## WORK REQUIRED
Each record below must be returned exactly as shown.

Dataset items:
————

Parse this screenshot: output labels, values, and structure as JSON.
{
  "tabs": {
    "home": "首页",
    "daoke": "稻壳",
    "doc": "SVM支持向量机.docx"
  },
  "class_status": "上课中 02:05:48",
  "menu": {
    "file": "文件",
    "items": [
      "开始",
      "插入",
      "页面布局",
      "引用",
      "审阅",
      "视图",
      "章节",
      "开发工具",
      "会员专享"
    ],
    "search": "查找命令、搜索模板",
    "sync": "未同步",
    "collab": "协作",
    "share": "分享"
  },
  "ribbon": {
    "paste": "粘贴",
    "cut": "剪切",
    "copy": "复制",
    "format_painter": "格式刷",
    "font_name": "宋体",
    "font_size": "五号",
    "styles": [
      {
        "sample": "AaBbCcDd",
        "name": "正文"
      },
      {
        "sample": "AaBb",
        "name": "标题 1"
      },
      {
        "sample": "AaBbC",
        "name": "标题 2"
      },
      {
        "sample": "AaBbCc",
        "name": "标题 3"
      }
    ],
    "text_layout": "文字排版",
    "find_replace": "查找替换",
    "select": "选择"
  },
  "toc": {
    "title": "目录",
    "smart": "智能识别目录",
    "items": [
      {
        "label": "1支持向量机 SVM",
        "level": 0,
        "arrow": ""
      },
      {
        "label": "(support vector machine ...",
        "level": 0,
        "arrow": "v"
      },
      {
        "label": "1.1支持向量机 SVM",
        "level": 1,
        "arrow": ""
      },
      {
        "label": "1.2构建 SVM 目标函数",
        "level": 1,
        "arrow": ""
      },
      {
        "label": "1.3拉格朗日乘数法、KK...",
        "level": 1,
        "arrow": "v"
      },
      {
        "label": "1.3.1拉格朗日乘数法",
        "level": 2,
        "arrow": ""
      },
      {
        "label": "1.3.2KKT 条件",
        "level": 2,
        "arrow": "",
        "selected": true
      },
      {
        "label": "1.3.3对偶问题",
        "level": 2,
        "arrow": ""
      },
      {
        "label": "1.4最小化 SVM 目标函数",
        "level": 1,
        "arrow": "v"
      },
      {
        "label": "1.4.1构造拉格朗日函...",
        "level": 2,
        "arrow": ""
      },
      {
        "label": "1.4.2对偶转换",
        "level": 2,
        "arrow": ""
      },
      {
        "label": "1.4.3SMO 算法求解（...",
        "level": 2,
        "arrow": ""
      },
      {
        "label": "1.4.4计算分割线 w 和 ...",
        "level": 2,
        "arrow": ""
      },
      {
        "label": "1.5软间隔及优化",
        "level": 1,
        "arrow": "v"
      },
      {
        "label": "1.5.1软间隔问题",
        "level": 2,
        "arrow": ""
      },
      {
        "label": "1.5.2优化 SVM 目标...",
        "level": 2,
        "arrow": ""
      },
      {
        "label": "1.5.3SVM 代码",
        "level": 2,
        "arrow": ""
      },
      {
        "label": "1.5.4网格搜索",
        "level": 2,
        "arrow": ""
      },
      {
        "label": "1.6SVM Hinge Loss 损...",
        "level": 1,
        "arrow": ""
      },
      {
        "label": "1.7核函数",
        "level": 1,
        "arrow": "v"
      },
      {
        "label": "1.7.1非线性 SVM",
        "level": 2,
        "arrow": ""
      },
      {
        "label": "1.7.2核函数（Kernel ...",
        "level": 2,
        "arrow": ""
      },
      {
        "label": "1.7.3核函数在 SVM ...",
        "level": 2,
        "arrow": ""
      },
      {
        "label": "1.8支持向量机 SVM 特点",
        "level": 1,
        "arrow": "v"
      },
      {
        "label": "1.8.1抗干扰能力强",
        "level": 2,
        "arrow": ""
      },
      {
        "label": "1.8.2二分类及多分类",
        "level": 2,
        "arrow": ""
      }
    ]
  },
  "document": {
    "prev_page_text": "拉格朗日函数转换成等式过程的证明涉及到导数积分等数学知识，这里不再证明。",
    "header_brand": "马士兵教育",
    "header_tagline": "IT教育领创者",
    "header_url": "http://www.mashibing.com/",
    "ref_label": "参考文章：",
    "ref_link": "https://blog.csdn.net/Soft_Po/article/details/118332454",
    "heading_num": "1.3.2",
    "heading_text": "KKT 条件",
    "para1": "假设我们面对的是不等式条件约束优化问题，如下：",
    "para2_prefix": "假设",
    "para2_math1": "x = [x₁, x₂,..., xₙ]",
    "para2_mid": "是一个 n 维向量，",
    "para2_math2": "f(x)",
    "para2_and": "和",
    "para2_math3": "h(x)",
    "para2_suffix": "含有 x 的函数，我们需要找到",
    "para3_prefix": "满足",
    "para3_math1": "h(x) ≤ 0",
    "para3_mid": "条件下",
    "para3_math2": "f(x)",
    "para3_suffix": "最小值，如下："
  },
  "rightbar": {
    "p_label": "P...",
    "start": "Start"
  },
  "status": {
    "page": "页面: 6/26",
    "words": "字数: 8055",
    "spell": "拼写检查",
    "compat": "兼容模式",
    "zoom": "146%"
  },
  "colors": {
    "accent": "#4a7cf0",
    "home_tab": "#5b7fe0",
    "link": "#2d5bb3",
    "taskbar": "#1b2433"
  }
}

————

## RIGHT ANSWER
Parse this screenshot: output labels, values, and structure as JSON.
{
  "tabs": {
    "home": "首页",
    "daoke": "稻壳",
    "doc": "SVM支持向量机.docx"
  },
  "class_status": "上课中 02:05:48",
  "menu": {
    "file": "文件",
    "items": [
      "开始",
      "插入",
      "页面布局",
      "引用",
      "审阅",
      "视图",
      "章节",
      "开发工具",
      "会员专享"
    ],
    "search": "查找命令、搜索模板",
    "sync": "未同步",
    "collab": "协作",
    "share": "分享"
  },
  "ribbon": {
    "paste": "粘贴",
    "cut": "剪切",
    "copy": "复制",
    "format_painter": "格式刷",
    "font_name": "宋体",
    "font_size": "五号",
    "styles": [
      {
        "sample": "AaBbCcDd",
        "name": "正文"
      },
      {
        "sample": "AaBb",
        "name": "标题 1"
      },
      {
        "sample": "AaBbC",
        "name": "标题 2"
      },
      {
        "sample": "AaBbCc",
        "name": "标题 3"
      }
    ],
    "text_layout": "文字排版",
    "find_replace": "查找替换",
    "select": "选择"
  },
  "toc": {
    "title": "目录",
    "smart": "智能识别目录",
    "items": [
      {
        "label": "1支持向量机 SVM",
        "level": 0,
        "arrow": ""
      },
      {
        "label": "(support vector machine ...",
        "level": 0,
        "arrow": "v"
      },
      {
        "label": "1.1支持向量机 SVM",
        "level": 1,
        "arrow": ""
      },
      {
        "label": "1.2构建 SVM 目标函数",
        "level": 1,
        "arrow": ""
      },
      {
        "label": "1.3拉格朗日乘数法、KK...",
        "level": 1,
        "arrow": "v"
      },
      {
        "label": "1.3.1拉格朗日乘数法",
        "level": 2,
        "arrow": ""
      },
      {
        "label": "1.3.2KKT 条件",
        "level": 2,
        "arrow": "",
        "selected": true
      },
      {
        "label": "1.3.3对偶问题",
        "level": 2,
        "arrow": ""
      },
      {
        "label": "1.4最小化 SVM 目标函数",
        "level": 1,
        "arrow": "v"
      },
      {
        "label": "1.4.1构造拉格朗日函...",
        "level": 2,
        "arrow": ""
      },
      {
        "label": "1.4.2对偶转换",
        "level": 2,
        "arrow": ""
      },
      {
        "label": "1.4.3SMO 算法求解（...",
        "level": 2,
        "arrow": ""
      },
      {
        "label": "1.4.4计算分割线 w 和 ...",
        "level": 2,
        "arrow": ""
      },
      {
        "label": "1.5软间隔及优化",
        "level": 1,
        "arrow": "v"
      },
      {
        "label": "1.5.1软间隔问题",
        "level": 2,
        "arrow": ""
      },
      {
        "label": "1.5.2优化 SVM 目标...",
        "level": 2,
        "arrow": ""
      },
      {
        "label": "1.5.3SVM 代码",
        "level": 2,
        "arrow": ""
      },
      {
        "label": "1.5.4网格搜索",
        "level": 2,
        "arrow": ""
      },
      {
        "label": "1.6SVM Hinge Loss 损...",
        "level": 1,
        "arrow": ""
      },
      {
        "label": "1.7核函数",
        "level": 1,
        "arrow": "v"
      },
      {
        "label": "1.7.1非线性 SVM",
        "level": 2,
        "arrow": ""
      },
      {
        "label": "1.7.2核函数（Kernel ...",
        "level": 2,
        "arrow": ""
      },
      {
        "label": "1.7.3核函数在 SVM ...",
        "level": 2,
        "arrow": ""
      },
      {
        "label": "1.8支持向量机 SVM 特点",
        "level": 1,
        "arrow": "v"
      },
      {
        "label": "1.8.1抗干扰能力强",
        "level": 2,
        "arrow": ""
      },
      {
        "label": "1.8.2二分类及多分类",
        "level": 2,
        "arrow": ""
      }
    ]
  },
  "document": {
    "prev_page_text": "拉格朗日函数转换成等式过程的证明涉及到导数积分等数学知识，这里不再证明。",
    "header_brand": "马士兵教育",
    "header_tagline": "IT教育领创者",
    "header_url": "http://www.mashibing.com/",
    "ref_label": "参考文章：",
    "ref_link": "https://blog.csdn.net/Soft_Po/article/details/118332454",
    "heading_num": "1.3.2",
    "heading_text": "KKT 条件",
    "para1": "假设我们面对的是不等式条件约束优化问题，如下：",
    "para2_prefix": "假设",
    "para2_math1": "x = [x₁, x₂,..., xₙ]",
    "para2_mid": "是一个 n 维向量，",
    "para2_math2": "f(x)",
    "para2_and": "和",
    "para2_math3": "h(x)",
    "para2_suffix": "含有 x 的函数，我们需要找到",
    "para3_prefix": "满足",
    "para3_math1": "h(x) ≤ 0",
    "para3_mid": "条件下",
    "para3_math2": "f(x)",
    "para3_suffix": "最小值，如下："
  },
  "rightbar": {
    "p_label": "P...",
    "start": "Start"
  },
  "status": {
    "page": "页面: 6/26",
    "words": "字数: 8055",
    "spell": "拼写检查",
    "compat": "兼容模式",
    "zoom": "146%"
  },
  "colors": {
    "accent": "#4a7cf0",
    "home_tab": "#5b7fe0",
    "link": "#2d5bb3",
    "taskbar": "#1b2433"
  }
}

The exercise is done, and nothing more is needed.